======== Material supplied ========

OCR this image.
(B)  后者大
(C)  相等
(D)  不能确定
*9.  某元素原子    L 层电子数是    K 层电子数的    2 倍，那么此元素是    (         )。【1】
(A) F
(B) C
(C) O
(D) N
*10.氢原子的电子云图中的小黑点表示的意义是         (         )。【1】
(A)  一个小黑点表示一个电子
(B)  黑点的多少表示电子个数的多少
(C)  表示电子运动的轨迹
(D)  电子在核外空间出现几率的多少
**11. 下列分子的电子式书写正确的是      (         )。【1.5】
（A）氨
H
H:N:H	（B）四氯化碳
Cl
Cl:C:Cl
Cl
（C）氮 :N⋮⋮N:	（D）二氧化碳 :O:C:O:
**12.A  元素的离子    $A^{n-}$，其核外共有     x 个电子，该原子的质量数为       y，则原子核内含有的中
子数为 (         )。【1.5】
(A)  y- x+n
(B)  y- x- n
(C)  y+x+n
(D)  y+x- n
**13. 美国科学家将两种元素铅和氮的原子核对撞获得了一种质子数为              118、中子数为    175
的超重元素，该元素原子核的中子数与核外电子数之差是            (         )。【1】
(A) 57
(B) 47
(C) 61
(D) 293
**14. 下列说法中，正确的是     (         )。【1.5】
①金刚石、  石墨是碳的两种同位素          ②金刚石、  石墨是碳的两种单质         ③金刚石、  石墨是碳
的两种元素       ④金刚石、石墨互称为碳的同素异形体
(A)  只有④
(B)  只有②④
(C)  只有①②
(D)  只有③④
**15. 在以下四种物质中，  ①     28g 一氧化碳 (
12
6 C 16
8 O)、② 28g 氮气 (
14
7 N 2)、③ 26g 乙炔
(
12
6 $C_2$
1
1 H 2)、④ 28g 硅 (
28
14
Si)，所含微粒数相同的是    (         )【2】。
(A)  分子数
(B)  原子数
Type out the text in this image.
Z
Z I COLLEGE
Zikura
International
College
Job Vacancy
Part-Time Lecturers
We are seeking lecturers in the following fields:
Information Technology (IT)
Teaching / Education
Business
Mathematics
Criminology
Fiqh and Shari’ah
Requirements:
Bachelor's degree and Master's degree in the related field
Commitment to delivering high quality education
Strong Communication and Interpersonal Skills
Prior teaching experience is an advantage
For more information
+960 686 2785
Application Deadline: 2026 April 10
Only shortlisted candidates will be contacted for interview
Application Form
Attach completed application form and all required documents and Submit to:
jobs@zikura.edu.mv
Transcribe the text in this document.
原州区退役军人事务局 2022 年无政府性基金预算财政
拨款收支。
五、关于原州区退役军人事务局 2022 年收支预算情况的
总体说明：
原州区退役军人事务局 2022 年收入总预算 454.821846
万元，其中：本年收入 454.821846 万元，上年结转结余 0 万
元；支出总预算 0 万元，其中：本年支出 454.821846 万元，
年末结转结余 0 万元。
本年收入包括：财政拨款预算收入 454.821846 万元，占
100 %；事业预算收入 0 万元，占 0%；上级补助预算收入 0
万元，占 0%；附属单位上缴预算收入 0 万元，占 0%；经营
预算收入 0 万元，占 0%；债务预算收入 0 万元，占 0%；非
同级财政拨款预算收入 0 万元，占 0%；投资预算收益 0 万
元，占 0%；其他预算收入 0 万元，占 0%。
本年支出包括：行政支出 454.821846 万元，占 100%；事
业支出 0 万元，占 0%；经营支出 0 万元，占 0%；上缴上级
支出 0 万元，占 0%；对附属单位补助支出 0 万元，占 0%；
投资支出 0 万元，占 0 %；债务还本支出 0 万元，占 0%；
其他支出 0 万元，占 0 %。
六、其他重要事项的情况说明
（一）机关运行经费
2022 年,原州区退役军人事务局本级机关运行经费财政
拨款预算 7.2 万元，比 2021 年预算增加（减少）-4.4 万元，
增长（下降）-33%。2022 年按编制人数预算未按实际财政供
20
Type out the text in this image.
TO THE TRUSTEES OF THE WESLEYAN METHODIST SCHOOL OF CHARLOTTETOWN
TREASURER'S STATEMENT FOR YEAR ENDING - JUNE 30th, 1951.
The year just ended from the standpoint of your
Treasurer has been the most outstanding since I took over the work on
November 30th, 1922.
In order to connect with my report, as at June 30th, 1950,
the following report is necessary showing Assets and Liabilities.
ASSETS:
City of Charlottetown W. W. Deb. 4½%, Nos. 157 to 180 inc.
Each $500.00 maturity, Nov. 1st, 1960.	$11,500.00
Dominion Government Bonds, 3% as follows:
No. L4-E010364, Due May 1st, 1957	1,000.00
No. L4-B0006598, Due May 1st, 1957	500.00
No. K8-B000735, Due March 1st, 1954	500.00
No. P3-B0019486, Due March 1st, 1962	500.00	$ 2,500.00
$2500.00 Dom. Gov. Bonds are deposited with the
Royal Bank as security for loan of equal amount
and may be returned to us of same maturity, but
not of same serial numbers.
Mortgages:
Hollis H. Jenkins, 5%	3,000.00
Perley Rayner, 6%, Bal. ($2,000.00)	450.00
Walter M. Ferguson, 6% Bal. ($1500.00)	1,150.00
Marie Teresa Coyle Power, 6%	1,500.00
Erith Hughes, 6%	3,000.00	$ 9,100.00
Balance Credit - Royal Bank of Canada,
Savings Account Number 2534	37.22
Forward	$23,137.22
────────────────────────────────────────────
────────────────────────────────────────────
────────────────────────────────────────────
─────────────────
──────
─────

========

◆ Task: Copy out the material word for word and line for line.

◆ Answer to this exercise:
OCR this image.
(B)  后者大
(C)  相等
(D)  不能确定
*9.  某元素原子    L 层电子数是    K 层电子数的    2 倍，那么此元素是    (         )。【1】
(A) F
(B) C
(C) O
(D) N
*10.氢原子的电子云图中的小黑点表示的意义是         (         )。【1】
(A)  一个小黑点表示一个电子
(B)  黑点的多少表示电子个数的多少
(C)  表示电子运动的轨迹
(D)  电子在核外空间出现几率的多少
**11. 下列分子的电子式书写正确的是      (         )。【1.5】
（A）氨
H
H:N:H	（B）四氯化碳
Cl
Cl:C:Cl
Cl
（C）氮 :N⋮⋮N:	（D）二氧化碳 :O:C:O:
**12.A  元素的离子    $A^{n-}$，其核外共有     x 个电子，该原子的质量数为       y，则原子核内含有的中
子数为 (         )。【1.5】
(A)  y- x+n
(B)  y- x- n
(C)  y+x+n
(D)  y+x- n
**13. 美国科学家将两种元素铅和氮的原子核对撞获得了一种质子数为              118、中子数为    175
的超重元素，该元素原子核的中子数与核外电子数之差是            (         )。【1】
(A) 57
(B) 47
(C) 61
(D) 293
**14. 下列说法中，正确的是     (         )。【1.5】
①金刚石、  石墨是碳的两种同位素          ②金刚石、  石墨是碳的两种单质         ③金刚石、  石墨是碳
的两种元素       ④金刚石、石墨互称为碳的同素异形体
(A)  只有④
(B)  只有②④
(C)  只有①②
(D)  只有③④
**15. 在以下四种物质中，  ①     28g 一氧化碳 (
12
6 C 16
8 O)、② 28g 氮气 (
14
7 N 2)、③ 26g 乙炔
(
12
6 $C_2$
1
1 H 2)、④ 28g 硅 (
28
14
Si)，所含微粒数相同的是    (         )【2】。
(A)  分子数
(B)  原子数
Type out the text in this image.
Z
Z I COLLEGE
Zikura
International
College
Job Vacancy
Part-Time Lecturers
We are seeking lecturers in the following fields:
Information Technology (IT)
Teaching / Education
Business
Mathematics
Criminology
Fiqh and Shari’ah
Requirements:
Bachelor's degree and Master's degree in the related field
Commitment to delivering high quality education
Strong Communication and Interpersonal Skills
Prior teaching experience is an advantage
For more information
+960 686 2785
Application Deadline: 2026 April 10
Only shortlisted candidates will be contacted for interview
Application Form
Attach completed application form and all required documents and Submit to:
jobs@zikura.edu.mv
Transcribe the text in this document.
原州区退役军人事务局 2022 年无政府性基金预算财政
拨款收支。
五、关于原州区退役军人事务局 2022 年收支预算情况的
总体说明：
原州区退役军人事务局 2022 年收入总预算 454.821846
万元，其中：本年收入 454.821846 万元，上年结转结余 0 万
元；支出总预算 0 万元，其中：本年支出 454.821846 万元，
年末结转结余 0 万元。
本年收入包括：财政拨款预算收入 454.821846 万元，占
100 %；事业预算收入 0 万元，占 0%；上级补助预算收入 0
万元，占 0%；附属单位上缴预算收入 0 万元，占 0%；经营
预算收入 0 万元，占 0%；债务预算收入 0 万元，占 0%；非
同级财政拨款预算收入 0 万元，占 0%；投资预算收益 0 万
元，占 0%；其他预算收入 0 万元，占 0%。
本年支出包括：行政支出 454.821846 万元，占 100%；事
业支出 0 万元，占 0%；经营支出 0 万元，占 0%；上缴上级
支出 0 万元，占 0%；对附属单位补助支出 0 万元，占 0%；
投资支出 0 万元，占 0 %；债务还本支出 0 万元，占 0%；
其他支出 0 万元，占 0 %。
六、其他重要事项的情况说明
（一）机关运行经费
2022 年,原州区退役军人事务局本级机关运行经费财政
拨款预算 7.2 万元，比 2021 年预算增加（减少）-4.4 万元，
增长（下降）-33%。2022 年按编制人数预算未按实际财政供
20
Type out the text in this image.
TO THE TRUSTEES OF THE WESLEYAN METHODIST SCHOOL OF CHARLOTTETOWN
TREASURER'S STATEMENT FOR YEAR ENDING - JUNE 30th, 1951.
The year just ended from the standpoint of your
Treasurer has been the most outstanding since I took over the work on
November 30th, 1922.
In order to connect with my report, as at June 30th, 1950,
the following report is necessary showing Assets and Liabilities.
ASSETS:
City of Charlottetown W. W. Deb. 4½%, Nos. 157 to 180 inc.
Each $500.00 maturity, Nov. 1st, 1960.	$11,500.00
Dominion Government Bonds, 3% as follows:
No. L4-E010364, Due May 1st, 1957	1,000.00
No. L4-B0006598, Due May 1st, 1957	500.00
No. K8-B000735, Due March 1st, 1954	500.00
No. P3-B0019486, Due March 1st, 1962	500.00	$ 2,500.00
$2500.00 Dom. Gov. Bonds are deposited with the
Royal Bank as security for loan of equal amount
and may be returned to us of same maturity, but
not of same serial numbers.
Mortgages:
Hollis H. Jenkins, 5%	3,000.00
Perley Rayner, 6%, Bal. ($2,000.00)	450.00
Walter M. Ferguson, 6% Bal. ($1500.00)	1,150.00
Marie Teresa Coyle Power, 6%	1,500.00
Erith Hughes, 6%	3,000.00	$ 9,100.00
Balance Credit - Royal Bank of Canada,
Savings Account Number 2534	37.22
Forward	$23,137.22
────────────────────────────────────────────
────────────────────────────────────────────
────────────────────────────────────────────
─────────────────
──────
─────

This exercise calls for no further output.